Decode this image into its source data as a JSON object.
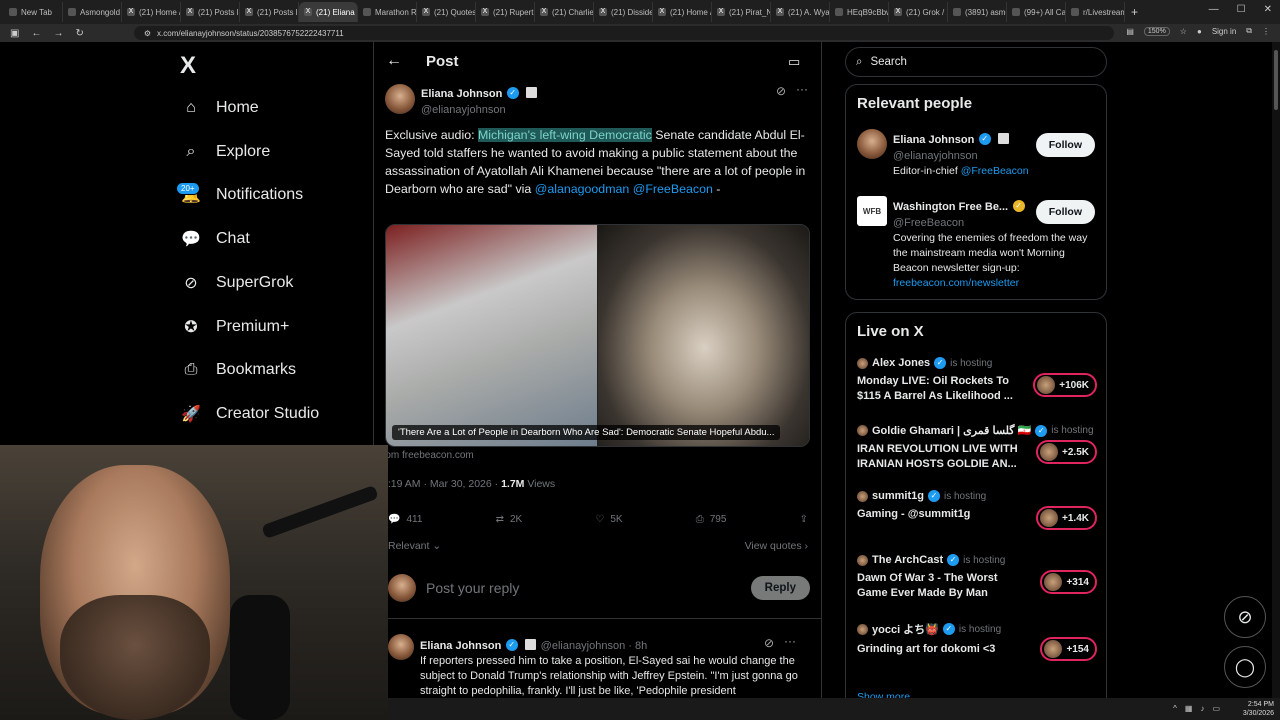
{
  "browser": {
    "tabs": [
      {
        "label": "New Tab",
        "fav": ""
      },
      {
        "label": "Asmongold",
        "fav": ""
      },
      {
        "label": "(21) Home / X",
        "fav": "X"
      },
      {
        "label": "(21) Posts like",
        "fav": "X"
      },
      {
        "label": "(21) Posts like",
        "fav": "X"
      },
      {
        "label": "(21) Eliana",
        "fav": "X"
      },
      {
        "label": "Marathon Rev",
        "fav": ""
      },
      {
        "label": "(21) Quotes of",
        "fav": "X"
      },
      {
        "label": "(21) Rupert Lo",
        "fav": "X"
      },
      {
        "label": "(21) Charlie D",
        "fav": "X"
      },
      {
        "label": "(21) Dissident",
        "fav": "X"
      },
      {
        "label": "(21) Home / X",
        "fav": "X"
      },
      {
        "label": "(21) Pirat_Nat",
        "fav": "X"
      },
      {
        "label": "(21) A. Wyatt",
        "fav": "X"
      },
      {
        "label": "HEqB9cBbwA",
        "fav": ""
      },
      {
        "label": "(21) Grok / X",
        "fav": "X"
      },
      {
        "label": "(3891) asmon",
        "fav": ""
      },
      {
        "label": "(99+) All Cate",
        "fav": ""
      },
      {
        "label": "r/Livestreamf",
        "fav": ""
      }
    ],
    "active_tab_index": 5,
    "url": "x.com/elianayjohnson/status/2038576752222437711",
    "zoom": "150%",
    "signin": "Sign in"
  },
  "sidebar": {
    "logo": "X",
    "items": [
      {
        "label": "Home",
        "icon": "home-icon"
      },
      {
        "label": "Explore",
        "icon": "search-icon"
      },
      {
        "label": "Notifications",
        "icon": "bell-icon"
      },
      {
        "label": "Chat",
        "icon": "chat-icon"
      },
      {
        "label": "SuperGrok",
        "icon": "grok-icon"
      },
      {
        "label": "Premium+",
        "icon": "premium-icon"
      },
      {
        "label": "Bookmarks",
        "icon": "bookmark-icon"
      },
      {
        "label": "Creator Studio",
        "icon": "rocket-icon"
      }
    ],
    "notifications_badge": "20+"
  },
  "post": {
    "header_title": "Post",
    "author_name": "Eliana Johnson",
    "author_handle": "@elianayjohnson",
    "text_highlight": "Michigan's left-wing Democratic",
    "text_prefix": "Exclusive audio: ",
    "text_rest": " Senate candidate Abdul El-Sayed told staffers he wanted to avoid making a public statement about the assassination of Ayatollah Ali Khamenei because \"there are a lot of people in Dearborn who are sad\" via ",
    "mention1": "@alanagoodman",
    "mention2": "@FreeBeacon",
    "text_end": " -",
    "media_caption": "'There Are a Lot of People in Dearborn Who Are Sad': Democratic Senate Hopeful Abdu...",
    "from_source": "rom freebeacon.com",
    "timestamp": "6:19 AM · Mar 30, 2026 · ",
    "views_count": "1.7M",
    "views_label": " Views",
    "replies": "411",
    "reposts": "2K",
    "likes": "5K",
    "bookmarks": "795",
    "sort_label": "Relevant",
    "view_quotes": "View quotes",
    "reply_placeholder": "Post your reply",
    "reply_button": "Reply"
  },
  "reply": {
    "author_name": "Eliana Johnson",
    "author_handle": "@elianayjohnson · 8h",
    "text": "If reporters pressed him to take a position, El-Sayed sai he would change the subject to Donald Trump's relationship with Jeffrey Epstein. \"I'm just gonna go straight to pedophilia, frankly. I'll just be like, 'Pedophile president"
  },
  "right": {
    "search_placeholder": "Search",
    "relevant_title": "Relevant people",
    "people": [
      {
        "name": "Eliana Johnson",
        "handle": "@elianayjohnson",
        "bio_prefix": "Editor-in-chief ",
        "bio_link": "@FreeBeacon",
        "follow": "Follow"
      },
      {
        "name": "Washington Free Be...",
        "handle": "@FreeBeacon",
        "bio": "Covering the enemies of freedom the way the mainstream media won't Morning Beacon newsletter sign-up:",
        "bio_link": "freebeacon.com/newsletter",
        "follow": "Follow",
        "logo": "WFB"
      }
    ],
    "live_title": "Live on X",
    "hosting_label": "is hosting",
    "live": [
      {
        "host": "Alex Jones",
        "title": "Monday LIVE: Oil Rockets To $115 A Barrel As Likelihood ...",
        "count": "+106K"
      },
      {
        "host": "Goldie Ghamari | گلسا قمری 🇮🇷",
        "title": "IRAN REVOLUTION LIVE WITH IRANIAN HOSTS GOLDIE AN...",
        "count": "+2.5K"
      },
      {
        "host": "summit1g",
        "title": "Gaming - @summit1g",
        "count": "+1.4K"
      },
      {
        "host": "The ArchCast",
        "title": "Dawn Of War 3 - The Worst Game Ever Made By Man",
        "count": "+314"
      },
      {
        "host": "yocci よち👹",
        "title": "Grinding art for dokomi <3",
        "count": "+154"
      }
    ],
    "show_more": "Show more"
  },
  "taskbar": {
    "time": "2:54 PM",
    "date": "3/30/2026"
  },
  "colors": {
    "accent": "#1d9bf0",
    "live_ring": "#e0245e",
    "highlight_bg": "#1f5a58"
  }
}
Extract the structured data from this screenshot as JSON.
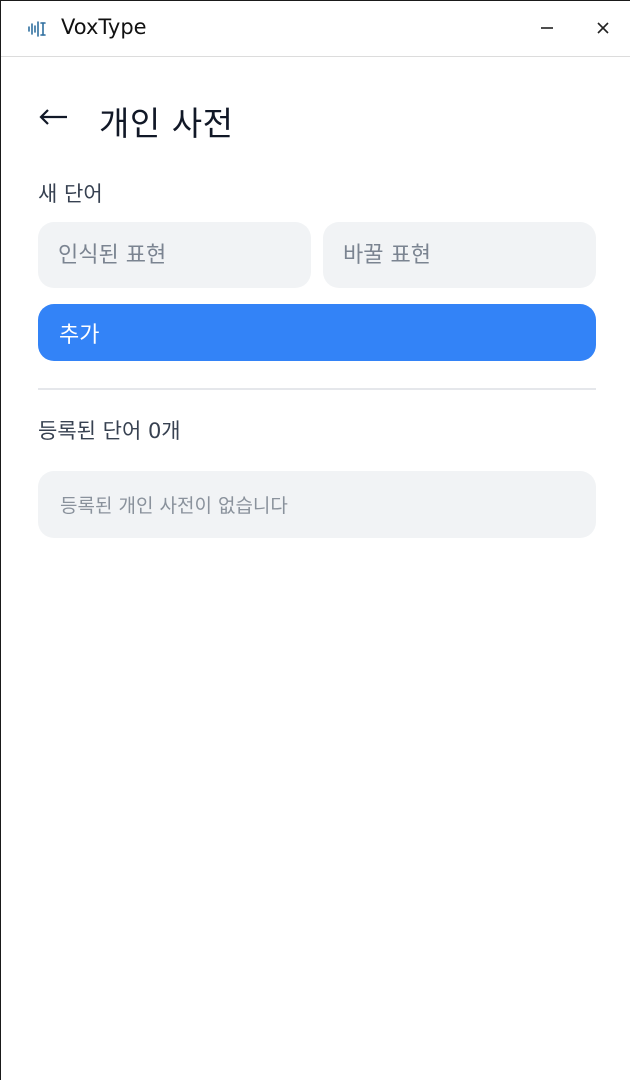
{
  "window": {
    "title": "VoxType",
    "app_icon": "waveform-icon",
    "minimize_icon": "minimize-icon",
    "close_icon": "close-icon"
  },
  "header": {
    "back_icon": "arrow-left-icon",
    "title": "개인 사전"
  },
  "new_word": {
    "label": "새 단어",
    "recognized_placeholder": "인식된 표현",
    "recognized_value": "",
    "replacement_placeholder": "바꿀 표현",
    "replacement_value": "",
    "add_label": "추가"
  },
  "registered": {
    "count_label": "등록된 단어 0개",
    "empty_message": "등록된 개인 사전이 없습니다"
  },
  "colors": {
    "accent": "#3383f7",
    "input_bg": "#f1f3f5",
    "app_icon": "#2f6f9f"
  }
}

########

(WRITTEN EXERCISE):
Omitting all images, retype each line of the records precisely.

(FULL OUTPUT):
Decode this image into its source data as a JSON object.
{
  "browser": {
    "tabs": [
      {
        "label": "New Tab",
        "fav": ""
      },
      {
        "label": "Asmongold",
        "fav": ""
      },
      {
        "label": "(21) Home / X",
        "fav": "X"
      },
      {
        "label": "(21) Posts like",
        "fav": "X"
      },
      {
        "label": "(21) Posts like",
        "fav": "X"
      },
      {
        "label": "(21) Eliana",
        "fav": "X"
      },
      {
        "label": "Marathon Rev",
        "fav": ""
      },
      {
        "label": "(21) Quotes of",
        "fav": "X"
      },
      {
        "label": "(21) Rupert Lo",
        "fav": "X"
      },
      {
        "label": "(21) Charlie D",
        "fav": "X"
      },
      {
        "label": "(21) Dissident",
        "fav": "X"
      },
      {
        "label": "(21) Home / X",
        "fav": "X"
      },
      {
        "label": "(21) Pirat_Nat",
        "fav": "X"
      },
      {
        "label": "(21) A. Wyatt",
        "fav": "X"
      },
      {
        "label": "HEqB9cBbwA",
        "fav": ""
      },
      {
        "label": "(21) Grok / X",
        "fav": "X"
      },
      {
        "label": "(3891) asmon",
        "fav": ""
      },
      {
        "label": "(99+) All Cate",
        "fav": ""
      },
      {
        "label": "r/Livestreamf",
        "fav": ""
      }
    ],
    "active_tab_index": 5,
    "url": "x.com/elianayjohnson/status/2038576752222437711",
    "zoom": "150%",
    "signin": "Sign in"
  },
  "sidebar": {
    "logo": "X",
    "items": [
      {
        "label": "Home",
        "icon": "home-icon"
      },
      {
        "label": "Explore",
        "icon": "search-icon"
      },
      {
        "label": "Notifications",
        "icon": "bell-icon"
      },
      {
        "label": "Chat",
        "icon": "chat-icon"
      },
      {
        "label": "SuperGrok",
        "icon": "grok-icon"
      },
      {
        "label": "Premium+",
        "icon": "premium-icon"
      },
      {
        "label": "Bookmarks",
        "icon": "bookmark-icon"
      },
      {
        "label": "Creator Studio",
        "icon": "rocket-icon"
      }
    ],
    "notifications_badge": "20+"
  },
  "post": {
    "header_title": "Post",
    "author_name": "Eliana Johnson",
    "author_handle": "@elianayjohnson",
    "text_highlight": "Michigan's left-wing Democratic",
    "text_prefix": "Exclusive audio: ",
    "text_rest": " Senate candidate Abdul El-Sayed told staffers he wanted to avoid making a public statement about the assassination of Ayatollah Ali Khamenei because \"there are a lot of people in Dearborn who are sad\" via ",
    "mention1": "@alanagoodman",
    "mention2": "@FreeBeacon",
    "text_end": " -",
    "media_caption": "'There Are a Lot of People in Dearborn Who Are Sad': Democratic Senate Hopeful Abdu...",
    "from_source": "rom freebeacon.com",
    "timestamp": "6:19 AM · Mar 30, 2026 · ",
    "views_count": "1.7M",
    "views_label": " Views",
    "replies": "411",
    "reposts": "2K",
    "likes": "5K",
    "bookmarks": "795",
    "sort_label": "Relevant",
    "view_quotes": "View quotes",
    "reply_placeholder": "Post your reply",
    "reply_button": "Reply"
  },
  "reply": {
    "author_name": "Eliana Johnson",
    "author_handle": "@elianayjohnson · 8h",
    "text": "If reporters pressed him to take a position, El-Sayed sai he would change the subject to Donald Trump's relationship with Jeffrey Epstein. \"I'm just gonna go straight to pedophilia, frankly. I'll just be like, 'Pedophile president"
  },
  "right": {
    "search_placeholder": "Search",
    "relevant_title": "Relevant people",
    "people": [
      {
        "name": "Eliana Johnson",
        "handle": "@elianayjohnson",
        "bio_prefix": "Editor-in-chief ",
        "bio_link": "@FreeBeacon",
        "follow": "Follow"
      },
      {
        "name": "Washington Free Be...",
        "handle": "@FreeBeacon",
        "bio": "Covering the enemies of freedom the way the mainstream media won't Morning Beacon newsletter sign-up:",
        "bio_link": "freebeacon.com/newsletter",
        "follow": "Follow",
        "logo": "WFB"
      }
    ],
    "live_title": "Live on X",
    "hosting_label": "is hosting",
    "live": [
      {
        "host": "Alex Jones",
        "title": "Monday LIVE: Oil Rockets To $115 A Barrel As Likelihood ...",
        "count": "+106K"
      },
      {
        "host": "Goldie Ghamari | گلسا قمری 🇮🇷",
        "title": "IRAN REVOLUTION LIVE WITH IRANIAN HOSTS GOLDIE AN...",
        "count": "+2.5K"
      },
      {
        "host": "summit1g",
        "title": "Gaming - @summit1g",
        "count": "+1.4K"
      },
      {
        "host": "The ArchCast",
        "title": "Dawn Of War 3 - The Worst Game Ever Made By Man",
        "count": "+314"
      },
      {
        "host": "yocci よち👹",
        "title": "Grinding art for dokomi <3",
        "count": "+154"
      }
    ],
    "show_more": "Show more"
  },
  "taskbar": {
    "time": "2:54 PM",
    "date": "3/30/2026"
  },
  "colors": {
    "accent": "#1d9bf0",
    "live_ring": "#e0245e",
    "highlight_bg": "#1f5a58"
  }
}
Extract the structured data from this screenshot as JSON.
{
  "window": {
    "title": "VoxType",
    "app_icon": "waveform-icon",
    "minimize_icon": "minimize-icon",
    "close_icon": "close-icon"
  },
  "header": {
    "back_icon": "arrow-left-icon",
    "title": "개인 사전"
  },
  "new_word": {
    "label": "새 단어",
    "recognized_placeholder": "인식된 표현",
    "recognized_value": "",
    "replacement_placeholder": "바꿀 표현",
    "replacement_value": "",
    "add_label": "추가"
  },
  "registered": {
    "count_label": "등록된 단어 0개",
    "empty_message": "등록된 개인 사전이 없습니다"
  },
  "colors": {
    "accent": "#3383f7",
    "input_bg": "#f1f3f5",
    "app_icon": "#2f6f9f"
  }
}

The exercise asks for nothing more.